**Dataset excerpts**
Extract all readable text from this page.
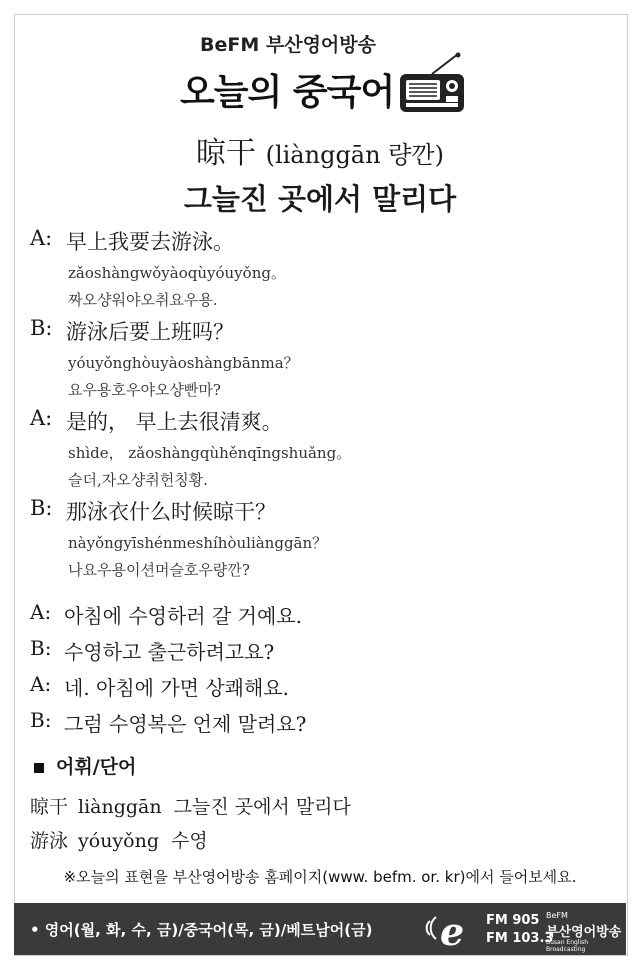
BeFM 부산영어방송
오늘의 중국어
晾干 (liànggān 량깐)
그늘진 곳에서 말리다
A: 早上我要去游泳。
zǎoshàngwǒyàoqùyóuyǒng。
짜오샹워야오취요우용.
B: 游泳后要上班吗？
yóuyǒnghòuyàoshàngbānma？
요우용호우야오샹빤마?
A: 是的， 早上去很清爽。
shìde， zǎoshàngqùhěnqīngshuǎng。
슬더,자오샹취헌칭황.
B: 那泳衣什么时候晾干？
nàyǒngyīshénmeshíhòuliànggān？
나요우용이션머슬호우량깐?
A: 아침에 수영하러 갈 거예요.
B: 수영하고 출근하려고요?
A: 네. 아침에 가면 상쾌해요.
B: 그럼 수영복은 언제 말려요?
어휘/단어
晾干 liànggān 그늘진 곳에서 말리다
游泳 yóuyǒng 수영
※오늘의 표현을 부산영어방송 홈페이지(www. befm. or. kr)에서 들어보세요.
• 영어(월, 화, 수, 금)/중국어(목, 금)/베트남어(금) e FM 905
FM 103.3
BeFM
부산영어방송
Busan English Broadcasting
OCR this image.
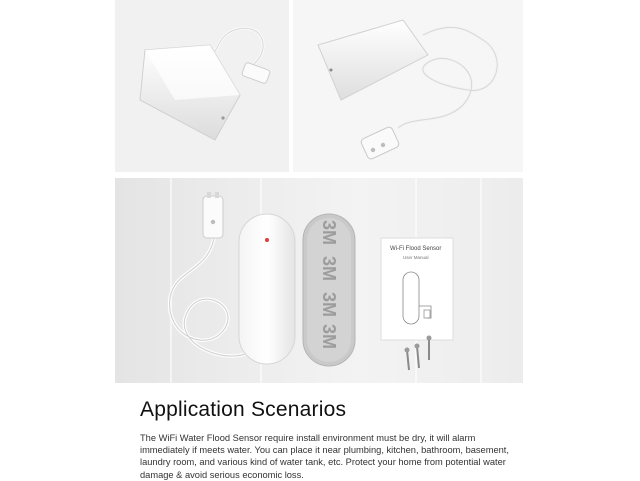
3M
3M
3M
3M
Wi-Fi Flood Sensor
User Manual
Application Scenarios

The WiFi Water Flood Sensor require install environment must be dry, it will alarm immediately if meets water. You can place it near plumbing, kitchen, bathroom, basement, laundry room, and various kind of water tank, etc. Protect your home from potential water damage & avoid serious economic loss.
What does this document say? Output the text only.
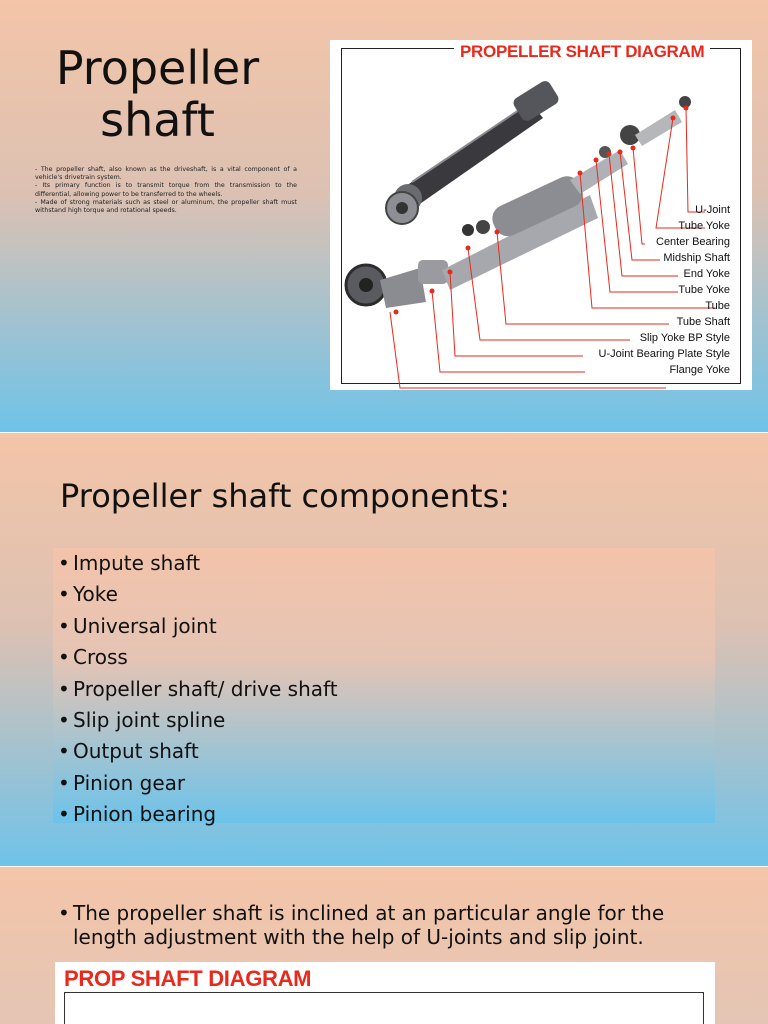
Propeller shaft

- The propeller shaft, also known as the driveshaft, is a vital component of a vehicle's drivetrain system.

- Its primary function is to transmit torque from the transmission to the differential, allowing power to be transferred to the wheels.

- Made of strong materials such as steel or aluminum, the propeller shaft must withstand high torque and rotational speeds.

PROPELLER SHAFT DIAGRAM
U-Joint
Tube Yoke
Center Bearing
Midship Shaft
End Yoke
Tube Yoke
Tube
Tube Shaft
Slip Yoke BP Style
U-Joint Bearing Plate Style
Flange Yoke
Propeller shaft components:
• Impute shaft
• Yoke
• Universal joint
• Cross
• Propeller shaft/ drive shaft
• Slip joint spline
• Output shaft
• Pinion gear
• Pinion bearing
• The propeller shaft is inclined at an particular angle for the length adjustment with the help of U-joints and slip joint.
PROP SHAFT DIAGRAM
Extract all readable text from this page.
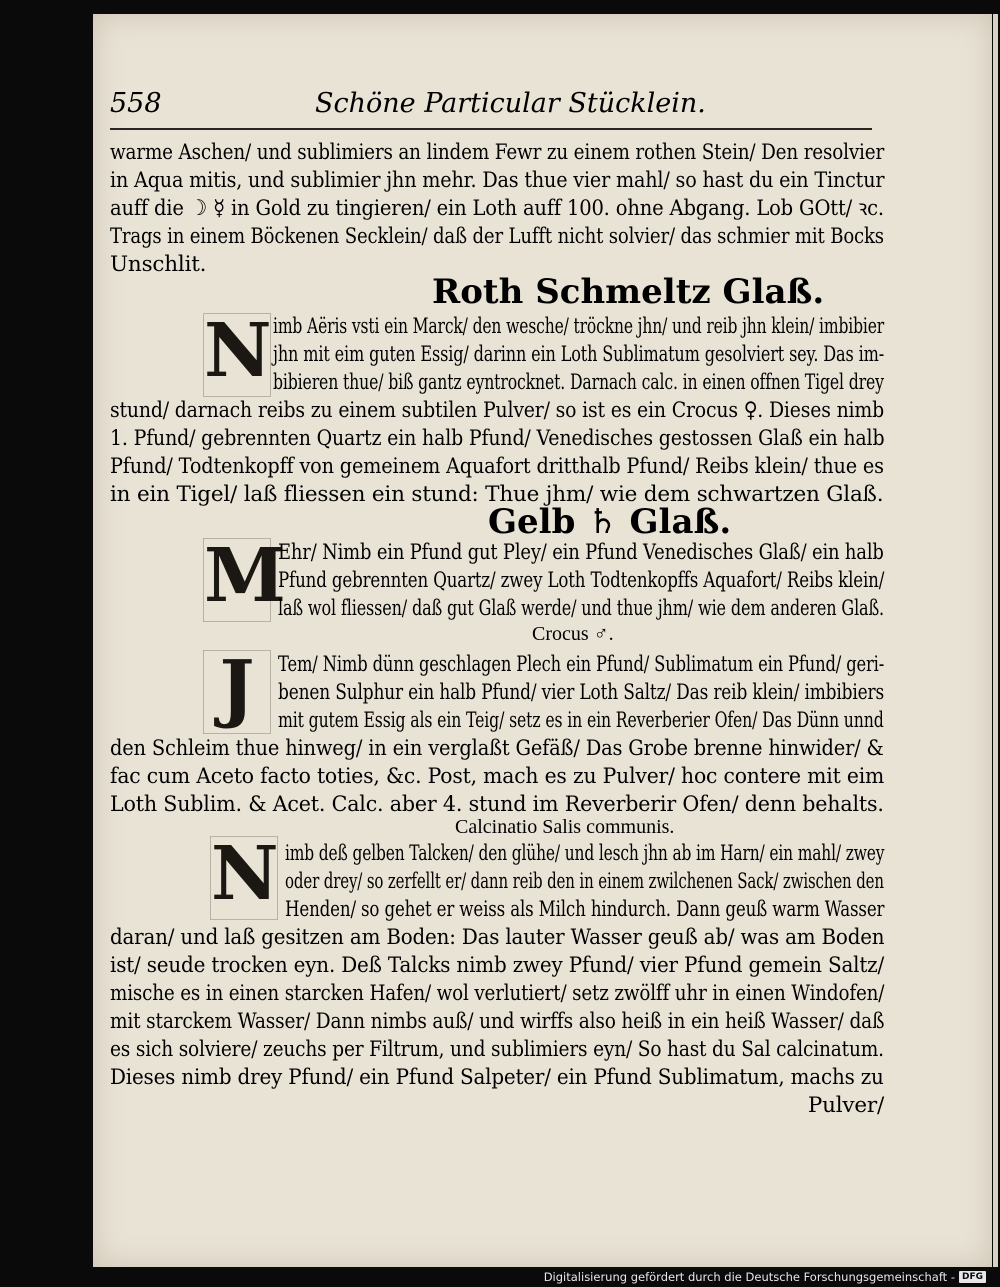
558	Schöne Particular Stücklein.
warme Aschen/ und sublimiers an lindem Fewr zu einem rothen Stein/ Den resolvier
in Aqua mitis, und sublimier jhn mehr. Das thue vier mahl/ so hast du ein Tinctur
auff die ☽ ☿ in Gold zu tingieren/ ein Loth auff 100. ohne Abgang. Lob GOtt/ ꝛc.
Trags in einem Böckenen Secklein/ daß der Lufft nicht solvier/ das schmier mit Bocks
Unschlit.
Roth Schmeltz Glaß.
N imb Aëris vsti ein Marck/ den wesche/ tröckne jhn/ und reib jhn klein/ imbibier
jhn mit eim guten Essig/ darinn ein Loth Sublimatum gesolviert sey. Das im-
bibieren thue/ biß gantz eyntrocknet. Darnach calc. in einen offnen Tigel drey
stund/ darnach reibs zu einem subtilen Pulver/ so ist es ein Crocus ♀. Dieses nimb
1. Pfund/ gebrennten Quartz ein halb Pfund/ Venedisches gestossen Glaß ein halb
Pfund/ Todtenkopff von gemeinem Aquafort dritthalb Pfund/ Reibs klein/ thue es
in ein Tigel/ laß fliessen ein stund: Thue jhm/ wie dem schwartzen Glaß.
Gelb ♄ Glaß.
M
Ehr/ Nimb ein Pfund gut Pley/ ein Pfund Venedisches Glaß/ ein halb
Pfund gebrennten Quartz/ zwey Loth Todtenkopffs Aquafort/ Reibs klein/
laß wol fliessen/ daß gut Glaß werde/ und thue jhm/ wie dem anderen Glaß.
Crocus ♂.
J	Tem/ Nimb dünn geschlagen Plech ein Pfund/ Sublimatum ein Pfund/ geri-
benen Sulphur ein halb Pfund/ vier Loth Saltz/ Das reib klein/ imbibiers
mit gutem Essig als ein Teig/ setz es in ein Reverberier Ofen/ Das Dünn unnd
den Schleim thue hinweg/ in ein verglaßt Gefäß/ Das Grobe brenne hinwider/ &
fac cum Aceto facto toties, &c. Post, mach es zu Pulver/ hoc contere mit eim
Loth Sublim. & Acet. Calc. aber 4. stund im Reverberir Ofen/ denn behalts.
Calcinatio Salis communis.
N imb deß gelben Talcken/ den glühe/ und lesch jhn ab im Harn/ ein mahl/ zwey
oder drey/ so zerfellt er/ dann reib den in einem zwilchenen Sack/ zwischen den
Henden/ so gehet er weiss als Milch hindurch. Dann geuß warm Wasser
daran/ und laß gesitzen am Boden: Das lauter Wasser geuß ab/ was am Boden
ist/ seude trocken eyn. Deß Talcks nimb zwey Pfund/ vier Pfund gemein Saltz/
mische es in einen starcken Hafen/ wol verlutiert/ setz zwölff uhr in einen Windofen/
mit starckem Wasser/ Dann nimbs auß/ und wirffs also heiß in ein heiß Wasser/ daß
es sich solviere/ zeuchs per Filtrum, und sublimiers eyn/ So hast du Sal calcinatum.
Dieses nimb drey Pfund/ ein Pfund Salpeter/ ein Pfund Sublimatum, machs zu
Pulver/
Digitalisierung gefördert durch die Deutsche Forschungsgemeinschaft - DFG
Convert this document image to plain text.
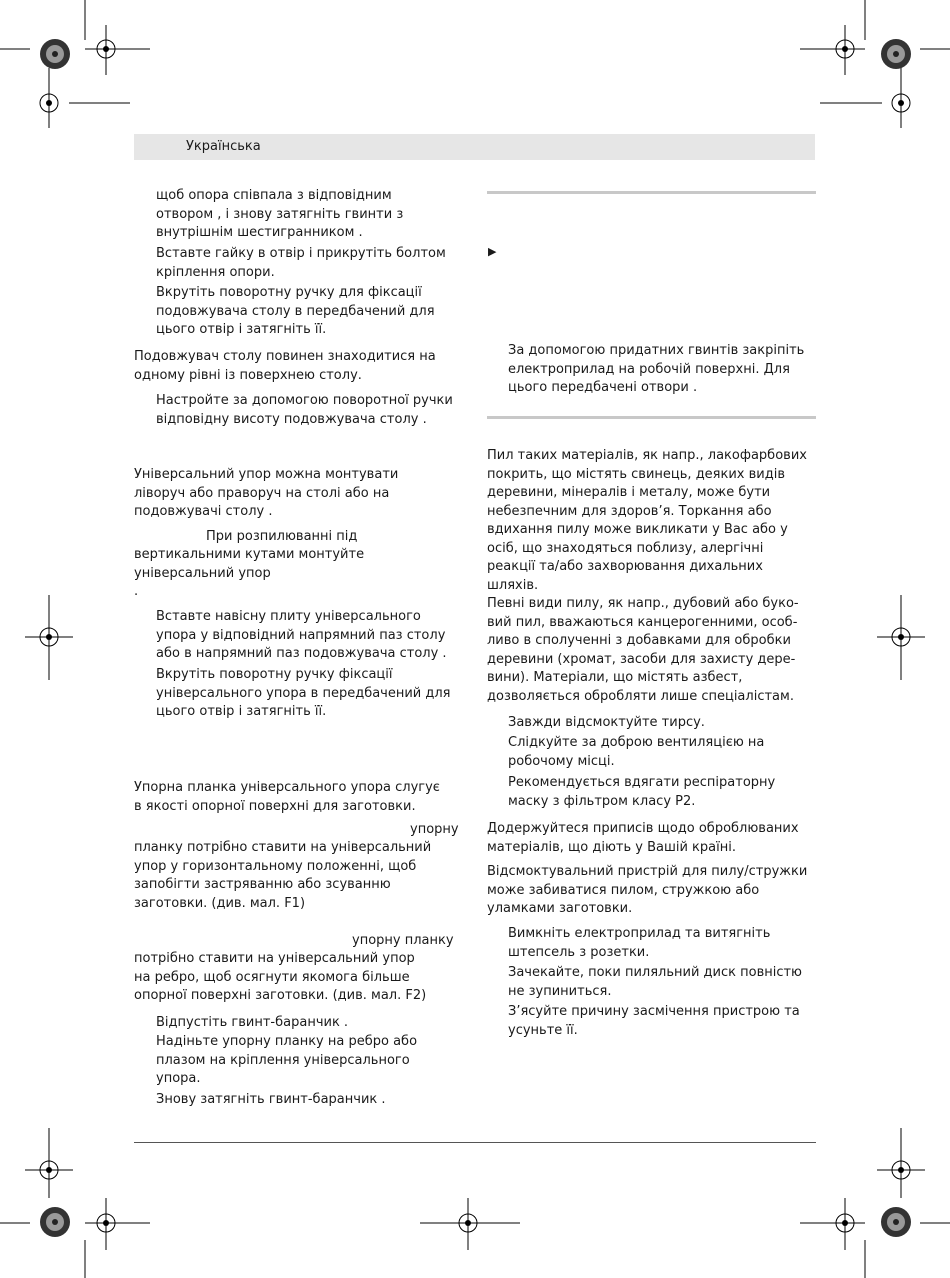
Українська
щоб опора співпала з відповідним
отвором , і знову затягніть гвинти з
внутрішнім шестигранником .
Вставте гайку в отвір і прикрутіть болтом
кріплення опори.
Вкрутіть поворотну ручку для фіксації
подовжувача столу в передбачений для
цього отвір і затягніть її.
Подовжувач столу повинен знаходитися на
одному рівні із поверхнею столу.
Настройте за допомогою поворотної ручки
відповідну висоту подовжувача столу .
Універсальний упор можна монтувати
ліворуч або праворуч на столі або на
подовжувачі столу .
При розпилюванні під
вертикальними кутами монтуйте
універсальний упор
.
Вставте навісну плиту універсального
упора у відповідний напрямний паз столу
або в напрямний паз подовжувача столу .
Вкрутіть поворотну ручку фіксації
універсального упора в передбачений для
цього отвір і затягніть її.
Упорна планка універсального упора слугує
в якості опорної поверхні для заготовки.
упорну
планку потрібно ставити на універсальний
упор у горизонтальному положенні, щоб
запобігти застряванню або зсуванню
заготовки. (див. мал. F1)
упорну планку
потрібно ставити на універсальний упор
на ребро, щоб осягнути якомога більше
опорної поверхні заготовки. (див. мал. F2)
Відпустіть гвинт-баранчик .
Надіньте упорну планку на ребро або
плазом на кріплення універсального
упора.
Знову затягніть гвинт-баранчик .
▶
За допомогою придатних гвинтів закріпіть
електроприлад на робочій поверхні. Для
цього передбачені отвори .
Пил таких матеріалів, як напр., лакофарбових
покрить, що містять свинець, деяких видів
деревини, мінералів і металу, може бути
небезпечним для здоров’я. Торкання або
вдихання пилу може викликати у Вас або у
осіб, що знаходяться поблизу, алергічні
реакції та/або захворювання дихальних
шляхів.
Певні види пилу, як напр., дубовий або буко-
вий пил, вважаються канцерогенними, особ-
ливо в сполученні з добавками для обробки
деревини (хромат, засоби для захисту дере-
вини). Матеріали, що містять азбест,
дозволяється обробляти лише спеціалістам.
Завжди відсмоктуйте тирсу.
Слідкуйте за доброю вентиляцією на
робочому місці.
Рекомендується вдягати респіраторну
маску з фільтром класу Р2.
Додержуйтеся приписів щодо оброблюваних
матеріалів, що діють у Вашій країні.
Відсмоктувальний пристрій для пилу/стружки
може забиватися пилом, стружкою або
уламками заготовки.
Вимкніть електроприлад та витягніть
штепсель з розетки.
Зачекайте, поки пиляльний диск повністю
не зупиниться.
З’ясуйте причину засмічення пристрою та
усуньте її.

**Stated problem**
Gather each line of the records holding the string "Essig".

**Output of the task**
jhn mit eim guten Essig/ darinn ein Loth Sublimatum gesolviert sey. Das im-
mit gutem Essig als ein Teig/ setz es in ein Reverberier Ofen/ Das Dünn unnd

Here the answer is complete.